*Given exercise*: State how many lines in the listing below include the word "Output". Give nothing but the number.

*Data supplied*:

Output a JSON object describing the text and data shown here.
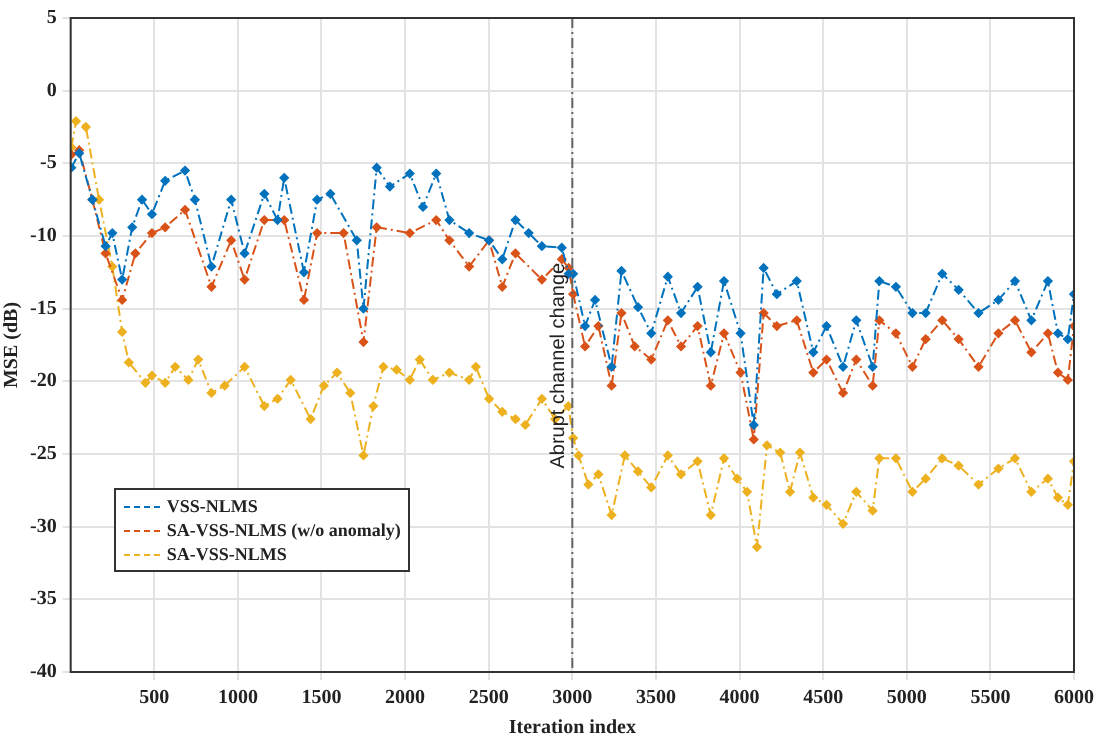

---

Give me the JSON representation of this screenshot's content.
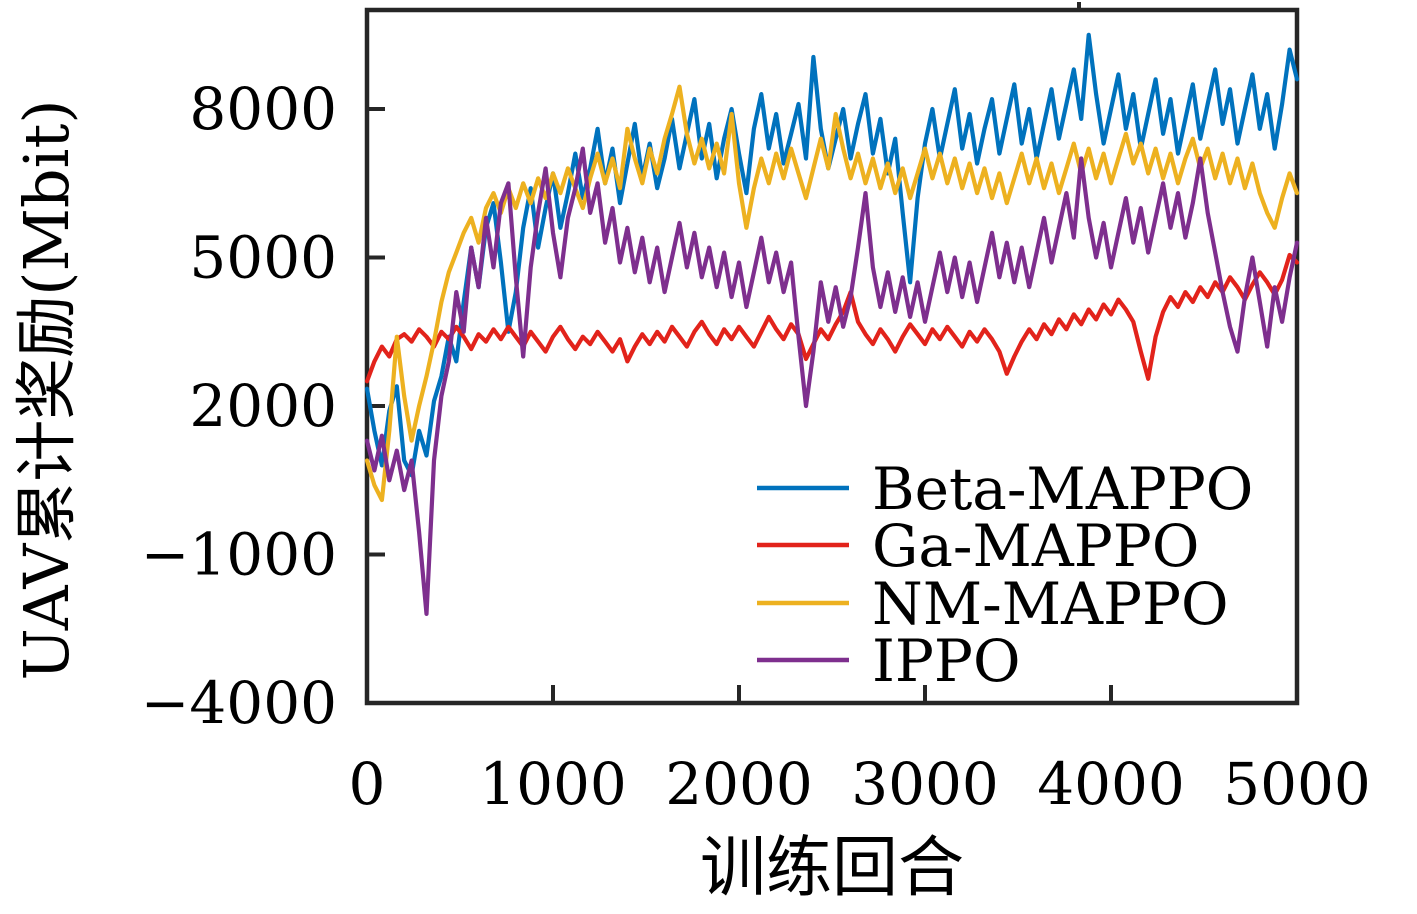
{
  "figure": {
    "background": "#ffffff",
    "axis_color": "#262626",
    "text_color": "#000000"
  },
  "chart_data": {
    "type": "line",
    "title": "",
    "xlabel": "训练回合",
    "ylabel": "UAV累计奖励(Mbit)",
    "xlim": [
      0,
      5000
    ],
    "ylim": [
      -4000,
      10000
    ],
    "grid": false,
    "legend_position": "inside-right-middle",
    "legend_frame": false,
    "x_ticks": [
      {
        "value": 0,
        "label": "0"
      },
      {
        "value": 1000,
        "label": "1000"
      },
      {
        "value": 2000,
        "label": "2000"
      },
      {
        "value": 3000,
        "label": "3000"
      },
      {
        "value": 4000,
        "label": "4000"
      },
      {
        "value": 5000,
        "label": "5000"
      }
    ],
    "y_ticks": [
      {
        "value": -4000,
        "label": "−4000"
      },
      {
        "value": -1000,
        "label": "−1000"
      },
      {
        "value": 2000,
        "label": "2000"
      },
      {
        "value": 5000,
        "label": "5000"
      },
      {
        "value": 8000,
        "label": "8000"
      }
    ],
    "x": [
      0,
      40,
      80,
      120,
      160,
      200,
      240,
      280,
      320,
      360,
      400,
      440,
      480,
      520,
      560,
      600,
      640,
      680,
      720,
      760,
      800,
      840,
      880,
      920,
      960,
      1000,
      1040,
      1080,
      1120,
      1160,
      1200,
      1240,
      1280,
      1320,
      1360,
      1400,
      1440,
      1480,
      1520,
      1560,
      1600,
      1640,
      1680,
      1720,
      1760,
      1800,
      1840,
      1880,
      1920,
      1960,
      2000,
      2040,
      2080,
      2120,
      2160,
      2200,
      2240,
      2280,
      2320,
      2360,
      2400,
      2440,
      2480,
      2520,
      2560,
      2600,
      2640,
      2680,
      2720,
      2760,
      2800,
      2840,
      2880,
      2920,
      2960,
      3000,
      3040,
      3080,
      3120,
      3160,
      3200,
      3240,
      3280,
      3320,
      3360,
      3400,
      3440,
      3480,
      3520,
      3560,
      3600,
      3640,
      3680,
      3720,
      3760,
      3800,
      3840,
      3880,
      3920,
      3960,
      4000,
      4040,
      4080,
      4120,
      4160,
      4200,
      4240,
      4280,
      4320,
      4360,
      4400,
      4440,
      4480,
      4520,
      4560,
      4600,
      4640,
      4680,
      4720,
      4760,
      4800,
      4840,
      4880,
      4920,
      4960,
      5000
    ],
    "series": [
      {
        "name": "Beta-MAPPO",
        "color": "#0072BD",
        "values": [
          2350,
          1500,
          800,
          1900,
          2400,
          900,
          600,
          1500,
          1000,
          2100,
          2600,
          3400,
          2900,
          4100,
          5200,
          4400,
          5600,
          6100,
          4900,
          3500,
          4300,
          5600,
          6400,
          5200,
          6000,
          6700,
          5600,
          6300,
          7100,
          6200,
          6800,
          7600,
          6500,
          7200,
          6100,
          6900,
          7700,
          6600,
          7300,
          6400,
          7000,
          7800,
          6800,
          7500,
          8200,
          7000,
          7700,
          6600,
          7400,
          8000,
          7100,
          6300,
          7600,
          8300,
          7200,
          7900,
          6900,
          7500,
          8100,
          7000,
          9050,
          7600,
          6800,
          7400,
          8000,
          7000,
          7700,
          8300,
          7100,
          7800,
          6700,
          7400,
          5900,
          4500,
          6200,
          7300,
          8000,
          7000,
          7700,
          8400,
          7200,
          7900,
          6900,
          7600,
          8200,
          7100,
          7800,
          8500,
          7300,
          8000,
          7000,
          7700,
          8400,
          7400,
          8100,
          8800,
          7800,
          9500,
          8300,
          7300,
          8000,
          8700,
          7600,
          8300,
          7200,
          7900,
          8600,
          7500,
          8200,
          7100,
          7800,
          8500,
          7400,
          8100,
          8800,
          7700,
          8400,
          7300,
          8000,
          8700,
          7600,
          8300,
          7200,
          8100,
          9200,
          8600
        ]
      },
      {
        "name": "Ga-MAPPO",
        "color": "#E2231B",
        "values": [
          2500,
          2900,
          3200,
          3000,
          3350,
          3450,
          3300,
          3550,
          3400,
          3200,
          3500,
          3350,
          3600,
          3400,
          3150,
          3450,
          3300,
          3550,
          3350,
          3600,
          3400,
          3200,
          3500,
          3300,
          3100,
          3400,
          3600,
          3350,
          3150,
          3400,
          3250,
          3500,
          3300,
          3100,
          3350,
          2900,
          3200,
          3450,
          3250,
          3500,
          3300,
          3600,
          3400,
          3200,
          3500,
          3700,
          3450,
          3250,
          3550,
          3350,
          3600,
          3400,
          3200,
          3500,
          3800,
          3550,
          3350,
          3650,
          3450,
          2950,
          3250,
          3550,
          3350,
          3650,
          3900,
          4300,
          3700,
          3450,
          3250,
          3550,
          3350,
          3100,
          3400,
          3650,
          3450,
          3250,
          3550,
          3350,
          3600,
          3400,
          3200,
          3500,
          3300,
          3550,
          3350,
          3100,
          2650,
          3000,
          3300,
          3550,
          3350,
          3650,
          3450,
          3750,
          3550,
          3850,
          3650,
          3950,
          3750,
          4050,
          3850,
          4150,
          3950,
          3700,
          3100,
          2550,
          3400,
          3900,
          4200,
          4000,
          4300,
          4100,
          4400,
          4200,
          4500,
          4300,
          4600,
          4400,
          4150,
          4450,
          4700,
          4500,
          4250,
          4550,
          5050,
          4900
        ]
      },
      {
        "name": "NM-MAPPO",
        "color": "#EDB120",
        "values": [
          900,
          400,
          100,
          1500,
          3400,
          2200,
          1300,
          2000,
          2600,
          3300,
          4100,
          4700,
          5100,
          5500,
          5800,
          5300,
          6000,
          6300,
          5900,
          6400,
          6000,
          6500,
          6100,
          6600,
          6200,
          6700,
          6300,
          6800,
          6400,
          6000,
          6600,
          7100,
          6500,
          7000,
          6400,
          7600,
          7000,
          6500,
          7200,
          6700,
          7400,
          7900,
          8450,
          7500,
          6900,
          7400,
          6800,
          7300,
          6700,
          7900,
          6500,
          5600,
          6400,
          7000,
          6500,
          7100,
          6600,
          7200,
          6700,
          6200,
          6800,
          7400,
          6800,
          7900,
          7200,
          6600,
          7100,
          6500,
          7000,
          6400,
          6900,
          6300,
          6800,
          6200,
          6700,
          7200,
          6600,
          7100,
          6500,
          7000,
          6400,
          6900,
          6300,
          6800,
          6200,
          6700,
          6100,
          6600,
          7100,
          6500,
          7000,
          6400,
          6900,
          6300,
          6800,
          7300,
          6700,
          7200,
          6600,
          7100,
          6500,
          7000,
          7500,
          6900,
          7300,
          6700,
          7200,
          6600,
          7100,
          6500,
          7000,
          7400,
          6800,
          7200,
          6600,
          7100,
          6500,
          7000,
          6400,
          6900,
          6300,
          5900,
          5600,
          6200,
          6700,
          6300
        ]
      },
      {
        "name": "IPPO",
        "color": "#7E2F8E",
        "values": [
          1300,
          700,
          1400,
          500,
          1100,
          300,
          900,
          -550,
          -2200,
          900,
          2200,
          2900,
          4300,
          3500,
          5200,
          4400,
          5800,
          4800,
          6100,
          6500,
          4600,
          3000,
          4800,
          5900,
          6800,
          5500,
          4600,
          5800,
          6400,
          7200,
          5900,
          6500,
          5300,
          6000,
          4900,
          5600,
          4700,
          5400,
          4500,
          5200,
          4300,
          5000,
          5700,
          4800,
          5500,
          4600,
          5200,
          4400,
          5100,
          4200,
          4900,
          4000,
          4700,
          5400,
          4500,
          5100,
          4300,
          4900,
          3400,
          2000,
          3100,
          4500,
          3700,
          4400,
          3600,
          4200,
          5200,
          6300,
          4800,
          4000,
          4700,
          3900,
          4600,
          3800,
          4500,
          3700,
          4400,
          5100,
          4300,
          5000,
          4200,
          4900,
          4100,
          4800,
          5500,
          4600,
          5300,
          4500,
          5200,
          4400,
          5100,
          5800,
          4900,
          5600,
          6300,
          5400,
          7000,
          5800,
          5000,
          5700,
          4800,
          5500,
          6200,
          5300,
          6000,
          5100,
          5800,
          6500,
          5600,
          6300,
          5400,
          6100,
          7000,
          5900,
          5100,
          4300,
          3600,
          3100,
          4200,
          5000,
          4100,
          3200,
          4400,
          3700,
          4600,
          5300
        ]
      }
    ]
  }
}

---

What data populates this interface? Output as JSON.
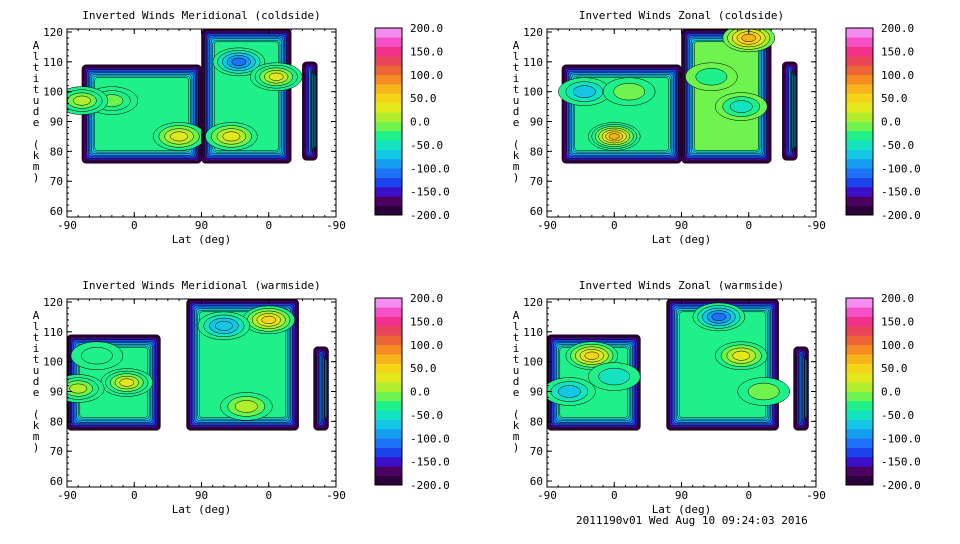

*Final result*: 2